-- Start of GIVEN RECORDS --

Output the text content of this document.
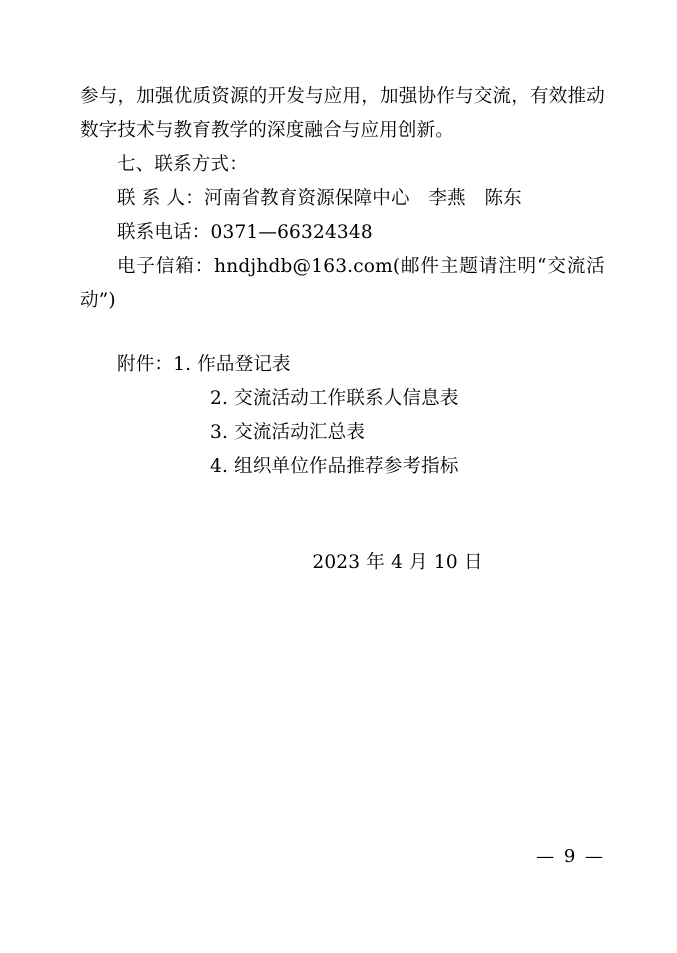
参与，加强优质资源的开发与应用，加强协作与交流，有效推动数字技术与教育教学的深度融合与应用创新。

七、联系方式：

联 系 人：河南省教育资源保障中心　李燕　陈东

联系电话：0371—66324348

电子信箱：hndjhdb@163.com(邮件主题请注明“交流活动”)

附件：1. 作品登记表

2. 交流活动工作联系人信息表

3. 交流活动汇总表

4. 组织单位作品推荐参考指标

2023 年 4 月 10 日

— 9 —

-- End of GIVEN RECORDS --

_PROBLEM DESCRIPTION_
Repeat the entries exactly. Pictures are excluded from the copy.

_SOLUTION TO THE EXERCISE_
Output the text content of this document.
参与，加强优质资源的开发与应用，加强协作与交流，有效推动数字技术与教育教学的深度融合与应用创新。

七、联系方式：

联 系 人：河南省教育资源保障中心　李燕　陈东

联系电话：0371—66324348

电子信箱：hndjhdb@163.com(邮件主题请注明“交流活动”)

附件：1. 作品登记表

2. 交流活动工作联系人信息表

3. 交流活动汇总表

4. 组织单位作品推荐参考指标

2023 年 4 月 10 日

— 9 —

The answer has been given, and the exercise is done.